GOAL OF THE EXERCISE: Can you transcribe every record below exactly as it appears?
>> start EXTRACTED ENTRIES
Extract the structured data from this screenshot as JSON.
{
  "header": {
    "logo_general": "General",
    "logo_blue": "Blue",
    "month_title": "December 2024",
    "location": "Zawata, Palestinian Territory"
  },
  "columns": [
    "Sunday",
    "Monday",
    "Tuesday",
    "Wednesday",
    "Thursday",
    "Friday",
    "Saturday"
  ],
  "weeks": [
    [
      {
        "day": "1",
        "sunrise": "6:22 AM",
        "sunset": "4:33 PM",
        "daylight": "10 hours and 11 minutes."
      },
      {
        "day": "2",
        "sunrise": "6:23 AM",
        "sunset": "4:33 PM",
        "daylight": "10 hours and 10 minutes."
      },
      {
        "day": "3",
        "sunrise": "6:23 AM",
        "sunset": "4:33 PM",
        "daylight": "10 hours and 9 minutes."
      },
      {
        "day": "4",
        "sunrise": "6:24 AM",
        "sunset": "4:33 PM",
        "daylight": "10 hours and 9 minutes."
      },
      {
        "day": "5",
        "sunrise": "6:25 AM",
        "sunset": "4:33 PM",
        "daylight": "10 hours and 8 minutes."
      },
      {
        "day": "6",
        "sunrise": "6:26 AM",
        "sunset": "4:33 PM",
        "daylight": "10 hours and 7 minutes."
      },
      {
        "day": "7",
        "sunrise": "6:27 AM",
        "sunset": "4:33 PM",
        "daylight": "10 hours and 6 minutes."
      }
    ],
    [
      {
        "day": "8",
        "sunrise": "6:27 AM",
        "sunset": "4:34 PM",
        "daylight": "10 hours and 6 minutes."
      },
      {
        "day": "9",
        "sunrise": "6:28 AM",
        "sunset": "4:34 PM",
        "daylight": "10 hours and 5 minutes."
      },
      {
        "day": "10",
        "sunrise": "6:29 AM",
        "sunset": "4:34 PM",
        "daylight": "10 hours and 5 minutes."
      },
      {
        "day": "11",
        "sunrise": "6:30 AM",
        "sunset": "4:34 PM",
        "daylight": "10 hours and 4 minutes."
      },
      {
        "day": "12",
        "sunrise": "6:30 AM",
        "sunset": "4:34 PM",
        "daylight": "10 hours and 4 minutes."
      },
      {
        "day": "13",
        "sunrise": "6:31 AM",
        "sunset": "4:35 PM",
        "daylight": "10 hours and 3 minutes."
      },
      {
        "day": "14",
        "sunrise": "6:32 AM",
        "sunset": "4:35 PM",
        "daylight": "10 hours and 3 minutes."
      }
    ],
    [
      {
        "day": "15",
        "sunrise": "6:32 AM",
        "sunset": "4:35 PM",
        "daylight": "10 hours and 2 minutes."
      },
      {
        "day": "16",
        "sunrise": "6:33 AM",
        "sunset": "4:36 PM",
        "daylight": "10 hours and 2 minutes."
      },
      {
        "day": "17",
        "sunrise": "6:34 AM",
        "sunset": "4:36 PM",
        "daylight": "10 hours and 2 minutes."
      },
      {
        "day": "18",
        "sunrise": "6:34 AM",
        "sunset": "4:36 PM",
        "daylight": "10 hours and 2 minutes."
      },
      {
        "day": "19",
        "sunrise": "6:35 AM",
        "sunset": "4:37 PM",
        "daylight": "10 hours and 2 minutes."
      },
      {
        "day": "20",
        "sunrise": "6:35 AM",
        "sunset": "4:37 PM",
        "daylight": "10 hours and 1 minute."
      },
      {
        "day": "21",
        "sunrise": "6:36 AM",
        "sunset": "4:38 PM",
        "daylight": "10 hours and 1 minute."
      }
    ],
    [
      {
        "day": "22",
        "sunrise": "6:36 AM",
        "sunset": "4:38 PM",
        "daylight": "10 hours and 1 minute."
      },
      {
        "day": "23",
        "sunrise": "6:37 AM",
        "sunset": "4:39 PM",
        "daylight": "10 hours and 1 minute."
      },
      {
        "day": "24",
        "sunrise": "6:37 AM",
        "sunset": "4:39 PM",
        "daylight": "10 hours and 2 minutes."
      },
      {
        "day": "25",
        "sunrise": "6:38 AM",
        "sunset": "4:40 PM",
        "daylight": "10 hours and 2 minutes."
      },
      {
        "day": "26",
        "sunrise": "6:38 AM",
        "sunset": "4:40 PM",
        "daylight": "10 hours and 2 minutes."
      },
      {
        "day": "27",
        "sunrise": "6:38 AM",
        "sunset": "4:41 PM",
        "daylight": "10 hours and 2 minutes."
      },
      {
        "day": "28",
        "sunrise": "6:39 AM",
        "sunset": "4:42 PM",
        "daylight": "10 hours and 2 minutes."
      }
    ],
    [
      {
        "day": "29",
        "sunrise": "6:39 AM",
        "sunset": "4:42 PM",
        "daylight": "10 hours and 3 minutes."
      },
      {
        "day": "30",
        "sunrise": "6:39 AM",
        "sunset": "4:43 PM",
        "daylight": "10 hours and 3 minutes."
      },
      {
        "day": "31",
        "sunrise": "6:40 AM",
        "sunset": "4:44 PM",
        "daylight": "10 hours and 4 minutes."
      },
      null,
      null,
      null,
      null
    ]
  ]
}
>> end EXTRACTED ENTRIES
TASK OUTPUT:
Extract the structured data from this screenshot as JSON.
{
  "header": {
    "logo_general": "General",
    "logo_blue": "Blue",
    "month_title": "December 2024",
    "location": "Zawata, Palestinian Territory"
  },
  "columns": [
    "Sunday",
    "Monday",
    "Tuesday",
    "Wednesday",
    "Thursday",
    "Friday",
    "Saturday"
  ],
  "weeks": [
    [
      {
        "day": "1",
        "sunrise": "6:22 AM",
        "sunset": "4:33 PM",
        "daylight": "10 hours and 11 minutes."
      },
      {
        "day": "2",
        "sunrise": "6:23 AM",
        "sunset": "4:33 PM",
        "daylight": "10 hours and 10 minutes."
      },
      {
        "day": "3",
        "sunrise": "6:23 AM",
        "sunset": "4:33 PM",
        "daylight": "10 hours and 9 minutes."
      },
      {
        "day": "4",
        "sunrise": "6:24 AM",
        "sunset": "4:33 PM",
        "daylight": "10 hours and 9 minutes."
      },
      {
        "day": "5",
        "sunrise": "6:25 AM",
        "sunset": "4:33 PM",
        "daylight": "10 hours and 8 minutes."
      },
      {
        "day": "6",
        "sunrise": "6:26 AM",
        "sunset": "4:33 PM",
        "daylight": "10 hours and 7 minutes."
      },
      {
        "day": "7",
        "sunrise": "6:27 AM",
        "sunset": "4:33 PM",
        "daylight": "10 hours and 6 minutes."
      }
    ],
    [
      {
        "day": "8",
        "sunrise": "6:27 AM",
        "sunset": "4:34 PM",
        "daylight": "10 hours and 6 minutes."
      },
      {
        "day": "9",
        "sunrise": "6:28 AM",
        "sunset": "4:34 PM",
        "daylight": "10 hours and 5 minutes."
      },
      {
        "day": "10",
        "sunrise": "6:29 AM",
        "sunset": "4:34 PM",
        "daylight": "10 hours and 5 minutes."
      },
      {
        "day": "11",
        "sunrise": "6:30 AM",
        "sunset": "4:34 PM",
        "daylight": "10 hours and 4 minutes."
      },
      {
        "day": "12",
        "sunrise": "6:30 AM",
        "sunset": "4:34 PM",
        "daylight": "10 hours and 4 minutes."
      },
      {
        "day": "13",
        "sunrise": "6:31 AM",
        "sunset": "4:35 PM",
        "daylight": "10 hours and 3 minutes."
      },
      {
        "day": "14",
        "sunrise": "6:32 AM",
        "sunset": "4:35 PM",
        "daylight": "10 hours and 3 minutes."
      }
    ],
    [
      {
        "day": "15",
        "sunrise": "6:32 AM",
        "sunset": "4:35 PM",
        "daylight": "10 hours and 2 minutes."
      },
      {
        "day": "16",
        "sunrise": "6:33 AM",
        "sunset": "4:36 PM",
        "daylight": "10 hours and 2 minutes."
      },
      {
        "day": "17",
        "sunrise": "6:34 AM",
        "sunset": "4:36 PM",
        "daylight": "10 hours and 2 minutes."
      },
      {
        "day": "18",
        "sunrise": "6:34 AM",
        "sunset": "4:36 PM",
        "daylight": "10 hours and 2 minutes."
      },
      {
        "day": "19",
        "sunrise": "6:35 AM",
        "sunset": "4:37 PM",
        "daylight": "10 hours and 2 minutes."
      },
      {
        "day": "20",
        "sunrise": "6:35 AM",
        "sunset": "4:37 PM",
        "daylight": "10 hours and 1 minute."
      },
      {
        "day": "21",
        "sunrise": "6:36 AM",
        "sunset": "4:38 PM",
        "daylight": "10 hours and 1 minute."
      }
    ],
    [
      {
        "day": "22",
        "sunrise": "6:36 AM",
        "sunset": "4:38 PM",
        "daylight": "10 hours and 1 minute."
      },
      {
        "day": "23",
        "sunrise": "6:37 AM",
        "sunset": "4:39 PM",
        "daylight": "10 hours and 1 minute."
      },
      {
        "day": "24",
        "sunrise": "6:37 AM",
        "sunset": "4:39 PM",
        "daylight": "10 hours and 2 minutes."
      },
      {
        "day": "25",
        "sunrise": "6:38 AM",
        "sunset": "4:40 PM",
        "daylight": "10 hours and 2 minutes."
      },
      {
        "day": "26",
        "sunrise": "6:38 AM",
        "sunset": "4:40 PM",
        "daylight": "10 hours and 2 minutes."
      },
      {
        "day": "27",
        "sunrise": "6:38 AM",
        "sunset": "4:41 PM",
        "daylight": "10 hours and 2 minutes."
      },
      {
        "day": "28",
        "sunrise": "6:39 AM",
        "sunset": "4:42 PM",
        "daylight": "10 hours and 2 minutes."
      }
    ],
    [
      {
        "day": "29",
        "sunrise": "6:39 AM",
        "sunset": "4:42 PM",
        "daylight": "10 hours and 3 minutes."
      },
      {
        "day": "30",
        "sunrise": "6:39 AM",
        "sunset": "4:43 PM",
        "daylight": "10 hours and 3 minutes."
      },
      {
        "day": "31",
        "sunrise": "6:40 AM",
        "sunset": "4:44 PM",
        "daylight": "10 hours and 4 minutes."
      },
      null,
      null,
      null,
      null
    ]
  ]
}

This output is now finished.